[Written task]: Below are the records; copy each line in them that holds the word "illustration".

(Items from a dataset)
======

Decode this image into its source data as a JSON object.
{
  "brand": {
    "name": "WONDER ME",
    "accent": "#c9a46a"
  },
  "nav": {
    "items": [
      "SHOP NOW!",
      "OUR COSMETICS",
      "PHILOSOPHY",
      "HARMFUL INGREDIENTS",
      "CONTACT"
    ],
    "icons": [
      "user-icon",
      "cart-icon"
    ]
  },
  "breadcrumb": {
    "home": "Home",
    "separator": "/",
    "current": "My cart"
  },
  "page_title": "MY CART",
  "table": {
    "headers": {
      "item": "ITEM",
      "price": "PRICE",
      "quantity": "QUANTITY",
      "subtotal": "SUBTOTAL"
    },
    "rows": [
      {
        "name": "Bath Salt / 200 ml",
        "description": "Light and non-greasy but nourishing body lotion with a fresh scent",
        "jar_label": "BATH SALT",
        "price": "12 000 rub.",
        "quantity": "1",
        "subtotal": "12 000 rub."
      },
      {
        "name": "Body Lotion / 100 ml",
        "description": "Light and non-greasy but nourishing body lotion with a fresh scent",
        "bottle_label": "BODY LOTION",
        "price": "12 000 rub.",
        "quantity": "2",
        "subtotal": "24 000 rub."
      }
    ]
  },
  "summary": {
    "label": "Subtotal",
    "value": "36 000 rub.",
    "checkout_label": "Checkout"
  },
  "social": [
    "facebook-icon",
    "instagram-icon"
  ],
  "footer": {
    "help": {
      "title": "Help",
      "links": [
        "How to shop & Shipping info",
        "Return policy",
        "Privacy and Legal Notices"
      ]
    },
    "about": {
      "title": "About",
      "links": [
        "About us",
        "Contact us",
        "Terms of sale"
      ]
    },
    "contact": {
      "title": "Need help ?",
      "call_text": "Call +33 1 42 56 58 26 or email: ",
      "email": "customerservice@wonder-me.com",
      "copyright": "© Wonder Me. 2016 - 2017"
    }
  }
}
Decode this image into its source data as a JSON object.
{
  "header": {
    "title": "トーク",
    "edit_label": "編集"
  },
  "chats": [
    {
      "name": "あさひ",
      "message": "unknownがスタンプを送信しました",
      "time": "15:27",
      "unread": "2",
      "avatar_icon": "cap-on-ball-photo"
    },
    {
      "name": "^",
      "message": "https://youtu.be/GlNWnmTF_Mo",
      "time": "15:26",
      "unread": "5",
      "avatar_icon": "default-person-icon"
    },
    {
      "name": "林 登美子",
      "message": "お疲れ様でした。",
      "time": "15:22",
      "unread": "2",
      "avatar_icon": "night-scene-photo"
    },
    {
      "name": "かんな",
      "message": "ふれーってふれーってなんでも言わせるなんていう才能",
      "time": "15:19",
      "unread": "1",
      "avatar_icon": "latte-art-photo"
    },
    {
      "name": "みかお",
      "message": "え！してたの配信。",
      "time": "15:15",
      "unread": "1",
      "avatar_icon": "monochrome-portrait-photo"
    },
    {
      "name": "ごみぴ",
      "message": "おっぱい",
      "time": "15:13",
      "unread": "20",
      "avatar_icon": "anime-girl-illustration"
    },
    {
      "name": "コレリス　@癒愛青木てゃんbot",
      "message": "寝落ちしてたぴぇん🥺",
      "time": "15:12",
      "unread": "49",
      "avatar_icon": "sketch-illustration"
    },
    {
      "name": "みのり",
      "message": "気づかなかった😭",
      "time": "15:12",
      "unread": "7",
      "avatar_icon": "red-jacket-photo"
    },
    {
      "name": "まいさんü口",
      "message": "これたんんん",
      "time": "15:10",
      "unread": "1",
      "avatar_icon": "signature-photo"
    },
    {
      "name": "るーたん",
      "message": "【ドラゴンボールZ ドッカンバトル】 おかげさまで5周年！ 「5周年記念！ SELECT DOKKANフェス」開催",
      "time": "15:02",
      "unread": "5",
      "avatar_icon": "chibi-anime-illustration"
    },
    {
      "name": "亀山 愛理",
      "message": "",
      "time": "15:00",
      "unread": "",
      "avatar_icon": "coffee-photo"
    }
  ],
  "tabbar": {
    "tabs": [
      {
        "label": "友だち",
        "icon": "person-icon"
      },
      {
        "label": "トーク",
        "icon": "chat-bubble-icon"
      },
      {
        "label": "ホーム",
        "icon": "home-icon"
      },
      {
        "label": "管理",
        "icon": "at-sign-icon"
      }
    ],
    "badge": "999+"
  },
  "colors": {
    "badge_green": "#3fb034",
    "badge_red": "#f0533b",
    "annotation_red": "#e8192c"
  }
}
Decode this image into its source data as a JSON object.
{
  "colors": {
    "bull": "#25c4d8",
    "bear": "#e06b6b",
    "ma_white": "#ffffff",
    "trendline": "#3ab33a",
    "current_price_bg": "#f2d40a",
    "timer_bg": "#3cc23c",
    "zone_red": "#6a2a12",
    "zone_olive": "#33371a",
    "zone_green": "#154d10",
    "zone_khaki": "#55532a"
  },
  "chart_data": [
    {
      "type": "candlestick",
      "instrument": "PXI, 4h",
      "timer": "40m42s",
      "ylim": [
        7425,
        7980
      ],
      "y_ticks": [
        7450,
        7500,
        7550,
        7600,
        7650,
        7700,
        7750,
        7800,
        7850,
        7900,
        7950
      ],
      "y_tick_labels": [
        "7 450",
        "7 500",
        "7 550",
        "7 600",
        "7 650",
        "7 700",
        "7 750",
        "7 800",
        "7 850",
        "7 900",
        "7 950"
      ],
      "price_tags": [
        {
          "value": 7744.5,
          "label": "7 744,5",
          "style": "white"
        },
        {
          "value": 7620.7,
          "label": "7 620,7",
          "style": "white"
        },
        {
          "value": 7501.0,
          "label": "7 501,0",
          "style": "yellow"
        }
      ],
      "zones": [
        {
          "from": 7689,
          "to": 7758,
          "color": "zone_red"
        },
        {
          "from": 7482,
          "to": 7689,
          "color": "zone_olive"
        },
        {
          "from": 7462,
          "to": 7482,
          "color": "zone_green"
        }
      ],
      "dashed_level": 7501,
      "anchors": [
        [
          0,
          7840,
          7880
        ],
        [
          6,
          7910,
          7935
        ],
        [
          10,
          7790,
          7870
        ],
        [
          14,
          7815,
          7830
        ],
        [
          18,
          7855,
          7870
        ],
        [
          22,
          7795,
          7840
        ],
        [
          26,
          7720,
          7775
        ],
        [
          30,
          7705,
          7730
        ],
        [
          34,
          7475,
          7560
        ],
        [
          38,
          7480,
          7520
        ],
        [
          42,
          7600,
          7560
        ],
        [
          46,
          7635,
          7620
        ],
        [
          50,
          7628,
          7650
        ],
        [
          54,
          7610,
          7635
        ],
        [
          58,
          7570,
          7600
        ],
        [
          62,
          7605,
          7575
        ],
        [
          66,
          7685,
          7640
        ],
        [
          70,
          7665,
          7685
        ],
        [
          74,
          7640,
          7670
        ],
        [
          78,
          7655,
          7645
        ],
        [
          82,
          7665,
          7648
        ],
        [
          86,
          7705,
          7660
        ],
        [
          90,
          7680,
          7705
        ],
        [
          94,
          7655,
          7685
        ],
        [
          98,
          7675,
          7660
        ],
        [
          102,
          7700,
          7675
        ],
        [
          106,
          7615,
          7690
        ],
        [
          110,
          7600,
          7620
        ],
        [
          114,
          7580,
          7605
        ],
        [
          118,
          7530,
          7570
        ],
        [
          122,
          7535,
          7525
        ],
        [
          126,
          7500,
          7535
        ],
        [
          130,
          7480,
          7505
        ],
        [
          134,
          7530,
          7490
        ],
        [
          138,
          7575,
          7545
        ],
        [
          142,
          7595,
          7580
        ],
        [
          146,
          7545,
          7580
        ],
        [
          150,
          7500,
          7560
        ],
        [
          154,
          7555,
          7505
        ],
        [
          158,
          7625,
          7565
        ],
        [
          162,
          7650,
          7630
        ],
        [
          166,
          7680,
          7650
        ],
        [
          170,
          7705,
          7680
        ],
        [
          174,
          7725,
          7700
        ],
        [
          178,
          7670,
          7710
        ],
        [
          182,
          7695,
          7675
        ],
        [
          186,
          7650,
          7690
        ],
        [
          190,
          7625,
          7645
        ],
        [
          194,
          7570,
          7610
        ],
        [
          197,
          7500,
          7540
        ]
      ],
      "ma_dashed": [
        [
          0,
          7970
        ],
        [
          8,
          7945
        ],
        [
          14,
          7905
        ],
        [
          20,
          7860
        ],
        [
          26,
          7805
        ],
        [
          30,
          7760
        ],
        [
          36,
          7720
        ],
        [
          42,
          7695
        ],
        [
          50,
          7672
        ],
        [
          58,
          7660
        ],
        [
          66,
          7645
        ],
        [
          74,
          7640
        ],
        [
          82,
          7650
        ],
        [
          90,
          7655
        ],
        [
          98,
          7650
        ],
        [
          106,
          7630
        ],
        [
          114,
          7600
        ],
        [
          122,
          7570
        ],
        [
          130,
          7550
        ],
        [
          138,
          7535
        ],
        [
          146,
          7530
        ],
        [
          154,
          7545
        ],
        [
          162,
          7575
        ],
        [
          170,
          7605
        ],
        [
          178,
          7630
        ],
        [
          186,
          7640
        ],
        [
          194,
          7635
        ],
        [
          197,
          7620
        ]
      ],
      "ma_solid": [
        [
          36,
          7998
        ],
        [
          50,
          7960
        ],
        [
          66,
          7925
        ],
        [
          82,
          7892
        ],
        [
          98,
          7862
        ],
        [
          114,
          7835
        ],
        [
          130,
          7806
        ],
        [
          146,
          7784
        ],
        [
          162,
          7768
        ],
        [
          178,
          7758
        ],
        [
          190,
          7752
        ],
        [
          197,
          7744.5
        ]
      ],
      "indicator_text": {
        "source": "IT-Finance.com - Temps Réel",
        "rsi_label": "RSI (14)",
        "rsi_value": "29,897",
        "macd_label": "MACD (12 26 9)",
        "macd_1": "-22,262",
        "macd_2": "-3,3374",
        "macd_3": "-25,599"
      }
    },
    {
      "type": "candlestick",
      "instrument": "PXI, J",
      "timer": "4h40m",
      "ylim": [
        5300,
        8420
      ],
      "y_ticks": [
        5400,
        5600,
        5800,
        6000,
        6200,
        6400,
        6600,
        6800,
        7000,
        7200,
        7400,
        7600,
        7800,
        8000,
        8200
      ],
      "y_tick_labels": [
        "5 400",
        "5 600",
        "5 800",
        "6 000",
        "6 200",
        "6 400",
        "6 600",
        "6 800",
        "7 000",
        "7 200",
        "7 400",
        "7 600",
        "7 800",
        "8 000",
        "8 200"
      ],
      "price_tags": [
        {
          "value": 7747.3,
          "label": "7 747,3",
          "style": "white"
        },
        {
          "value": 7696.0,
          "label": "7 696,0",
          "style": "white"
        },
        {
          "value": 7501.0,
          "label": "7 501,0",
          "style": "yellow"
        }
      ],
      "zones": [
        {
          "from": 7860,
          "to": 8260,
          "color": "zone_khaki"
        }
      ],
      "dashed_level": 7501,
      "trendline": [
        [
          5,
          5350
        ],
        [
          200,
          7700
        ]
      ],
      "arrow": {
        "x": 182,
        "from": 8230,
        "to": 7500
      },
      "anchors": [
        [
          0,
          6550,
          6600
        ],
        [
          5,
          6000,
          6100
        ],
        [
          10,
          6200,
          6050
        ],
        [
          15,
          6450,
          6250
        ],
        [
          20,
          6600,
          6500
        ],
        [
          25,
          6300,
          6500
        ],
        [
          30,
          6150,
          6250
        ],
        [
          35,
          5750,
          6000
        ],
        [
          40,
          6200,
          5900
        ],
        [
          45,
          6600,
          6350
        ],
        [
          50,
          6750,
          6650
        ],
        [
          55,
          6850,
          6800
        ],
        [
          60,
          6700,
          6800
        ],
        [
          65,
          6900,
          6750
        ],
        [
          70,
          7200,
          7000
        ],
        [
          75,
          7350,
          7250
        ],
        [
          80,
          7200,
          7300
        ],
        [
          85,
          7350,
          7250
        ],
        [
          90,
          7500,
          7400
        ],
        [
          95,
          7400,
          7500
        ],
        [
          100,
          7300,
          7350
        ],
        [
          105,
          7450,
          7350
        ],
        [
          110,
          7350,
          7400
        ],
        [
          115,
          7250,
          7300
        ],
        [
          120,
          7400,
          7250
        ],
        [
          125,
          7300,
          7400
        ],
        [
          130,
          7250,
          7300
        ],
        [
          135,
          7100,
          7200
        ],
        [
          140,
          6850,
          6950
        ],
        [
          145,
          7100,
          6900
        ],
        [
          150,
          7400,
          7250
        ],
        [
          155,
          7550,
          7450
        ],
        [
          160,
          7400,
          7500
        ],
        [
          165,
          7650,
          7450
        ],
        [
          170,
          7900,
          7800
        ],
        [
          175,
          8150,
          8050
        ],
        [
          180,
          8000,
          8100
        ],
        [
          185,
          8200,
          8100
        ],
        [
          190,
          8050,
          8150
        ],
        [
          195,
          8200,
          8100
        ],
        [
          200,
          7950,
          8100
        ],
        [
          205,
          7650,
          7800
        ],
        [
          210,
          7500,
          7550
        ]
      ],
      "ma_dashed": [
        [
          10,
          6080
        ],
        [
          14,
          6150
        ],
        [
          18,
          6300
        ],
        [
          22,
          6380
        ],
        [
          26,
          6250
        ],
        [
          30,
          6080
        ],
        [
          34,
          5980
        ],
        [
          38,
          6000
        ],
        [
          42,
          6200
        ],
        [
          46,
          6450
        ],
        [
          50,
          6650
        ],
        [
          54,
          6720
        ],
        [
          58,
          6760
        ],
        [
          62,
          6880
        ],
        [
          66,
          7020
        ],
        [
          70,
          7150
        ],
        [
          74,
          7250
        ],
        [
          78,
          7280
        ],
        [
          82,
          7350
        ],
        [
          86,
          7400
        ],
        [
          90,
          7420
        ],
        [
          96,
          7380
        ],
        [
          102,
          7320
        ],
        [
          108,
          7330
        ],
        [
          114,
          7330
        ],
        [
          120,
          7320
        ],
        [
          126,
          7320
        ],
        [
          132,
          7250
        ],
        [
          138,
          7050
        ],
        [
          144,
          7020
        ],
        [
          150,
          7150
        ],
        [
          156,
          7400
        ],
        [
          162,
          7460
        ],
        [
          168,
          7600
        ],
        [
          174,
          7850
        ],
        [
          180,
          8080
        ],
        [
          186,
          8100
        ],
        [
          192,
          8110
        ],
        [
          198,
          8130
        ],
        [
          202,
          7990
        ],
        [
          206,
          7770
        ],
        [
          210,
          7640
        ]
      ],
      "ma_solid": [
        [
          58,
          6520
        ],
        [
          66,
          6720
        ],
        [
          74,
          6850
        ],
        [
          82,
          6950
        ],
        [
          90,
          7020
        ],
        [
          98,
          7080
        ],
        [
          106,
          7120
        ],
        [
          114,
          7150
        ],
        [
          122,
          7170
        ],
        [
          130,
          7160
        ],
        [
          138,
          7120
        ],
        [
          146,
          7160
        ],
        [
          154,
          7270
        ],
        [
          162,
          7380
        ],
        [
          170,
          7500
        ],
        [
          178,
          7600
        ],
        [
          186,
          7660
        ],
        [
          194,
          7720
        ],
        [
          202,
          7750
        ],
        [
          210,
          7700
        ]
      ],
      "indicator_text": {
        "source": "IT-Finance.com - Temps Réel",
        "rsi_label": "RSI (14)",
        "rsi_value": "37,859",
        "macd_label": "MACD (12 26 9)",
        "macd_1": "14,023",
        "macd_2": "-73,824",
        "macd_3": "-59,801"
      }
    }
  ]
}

======

[Expected output]:
      "avatar_icon": "anime-girl-illustration"
      "avatar_icon": "sketch-illustration"
      "avatar_icon": "chibi-anime-illustration"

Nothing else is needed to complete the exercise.